■ **Instructions for the task**:
Copy, from the entries below, each line where the word "marker" can be found.

■ **Working data**:
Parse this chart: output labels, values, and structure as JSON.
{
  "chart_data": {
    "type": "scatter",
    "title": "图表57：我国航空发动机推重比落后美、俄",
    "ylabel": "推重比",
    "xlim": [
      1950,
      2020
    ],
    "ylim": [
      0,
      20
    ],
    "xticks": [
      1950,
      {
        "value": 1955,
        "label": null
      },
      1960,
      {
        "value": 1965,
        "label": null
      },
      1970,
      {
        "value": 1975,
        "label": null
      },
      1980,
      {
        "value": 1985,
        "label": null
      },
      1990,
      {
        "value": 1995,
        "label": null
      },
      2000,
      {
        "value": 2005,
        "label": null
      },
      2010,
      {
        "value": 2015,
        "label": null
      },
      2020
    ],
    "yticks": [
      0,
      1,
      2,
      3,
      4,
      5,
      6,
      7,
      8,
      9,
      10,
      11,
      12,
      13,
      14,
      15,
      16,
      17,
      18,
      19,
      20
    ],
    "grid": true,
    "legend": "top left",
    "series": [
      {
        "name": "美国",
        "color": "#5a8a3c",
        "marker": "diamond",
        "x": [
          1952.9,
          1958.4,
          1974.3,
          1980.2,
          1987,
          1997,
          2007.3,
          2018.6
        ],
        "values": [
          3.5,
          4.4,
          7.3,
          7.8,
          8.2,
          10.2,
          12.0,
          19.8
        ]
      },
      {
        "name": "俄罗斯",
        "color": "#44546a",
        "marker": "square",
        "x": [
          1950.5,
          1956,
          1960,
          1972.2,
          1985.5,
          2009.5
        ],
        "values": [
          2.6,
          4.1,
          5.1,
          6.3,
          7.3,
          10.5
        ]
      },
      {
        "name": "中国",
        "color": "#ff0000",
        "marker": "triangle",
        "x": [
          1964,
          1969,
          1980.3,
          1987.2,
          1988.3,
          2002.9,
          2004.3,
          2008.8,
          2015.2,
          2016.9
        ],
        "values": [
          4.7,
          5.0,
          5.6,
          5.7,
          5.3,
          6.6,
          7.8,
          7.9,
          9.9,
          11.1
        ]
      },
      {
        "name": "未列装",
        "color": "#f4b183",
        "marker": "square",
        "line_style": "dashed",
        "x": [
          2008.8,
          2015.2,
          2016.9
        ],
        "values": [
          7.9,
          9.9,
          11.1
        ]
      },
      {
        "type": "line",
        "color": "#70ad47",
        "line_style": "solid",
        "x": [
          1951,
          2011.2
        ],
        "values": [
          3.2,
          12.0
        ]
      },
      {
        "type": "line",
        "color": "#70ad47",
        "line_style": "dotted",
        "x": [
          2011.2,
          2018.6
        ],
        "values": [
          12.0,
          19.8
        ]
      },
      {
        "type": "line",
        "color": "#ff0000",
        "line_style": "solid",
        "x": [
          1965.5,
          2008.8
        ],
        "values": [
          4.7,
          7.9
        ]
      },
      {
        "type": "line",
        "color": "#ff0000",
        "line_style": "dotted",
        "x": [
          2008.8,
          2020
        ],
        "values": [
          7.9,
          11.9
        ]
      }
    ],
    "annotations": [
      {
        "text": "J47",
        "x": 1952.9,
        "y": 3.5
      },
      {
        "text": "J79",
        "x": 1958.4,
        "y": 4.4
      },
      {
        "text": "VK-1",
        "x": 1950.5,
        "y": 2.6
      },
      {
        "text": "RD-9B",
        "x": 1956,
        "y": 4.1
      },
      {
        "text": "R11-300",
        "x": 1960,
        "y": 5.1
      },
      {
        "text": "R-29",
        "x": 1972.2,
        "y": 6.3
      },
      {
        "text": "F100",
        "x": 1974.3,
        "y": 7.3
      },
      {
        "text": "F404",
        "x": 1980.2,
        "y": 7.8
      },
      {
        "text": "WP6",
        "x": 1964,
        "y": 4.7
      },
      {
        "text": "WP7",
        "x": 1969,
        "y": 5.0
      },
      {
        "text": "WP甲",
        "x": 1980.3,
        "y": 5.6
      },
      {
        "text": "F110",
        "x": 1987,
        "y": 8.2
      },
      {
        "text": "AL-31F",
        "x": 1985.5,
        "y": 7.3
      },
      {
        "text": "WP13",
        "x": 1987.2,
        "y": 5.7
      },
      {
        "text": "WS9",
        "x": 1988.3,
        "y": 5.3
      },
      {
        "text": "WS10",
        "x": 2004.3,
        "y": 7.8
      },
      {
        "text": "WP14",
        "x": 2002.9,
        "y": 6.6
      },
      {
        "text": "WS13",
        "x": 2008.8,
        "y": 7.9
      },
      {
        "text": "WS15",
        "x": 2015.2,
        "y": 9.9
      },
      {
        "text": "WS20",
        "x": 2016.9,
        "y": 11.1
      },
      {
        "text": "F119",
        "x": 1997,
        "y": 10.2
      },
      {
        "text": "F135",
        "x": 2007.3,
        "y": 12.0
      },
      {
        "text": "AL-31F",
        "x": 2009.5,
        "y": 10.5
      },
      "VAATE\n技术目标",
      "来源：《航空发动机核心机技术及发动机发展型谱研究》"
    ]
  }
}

■ **Completed exercise**:
        "marker": "diamond",
        "marker": "square",
        "marker": "triangle",
        "marker": "square",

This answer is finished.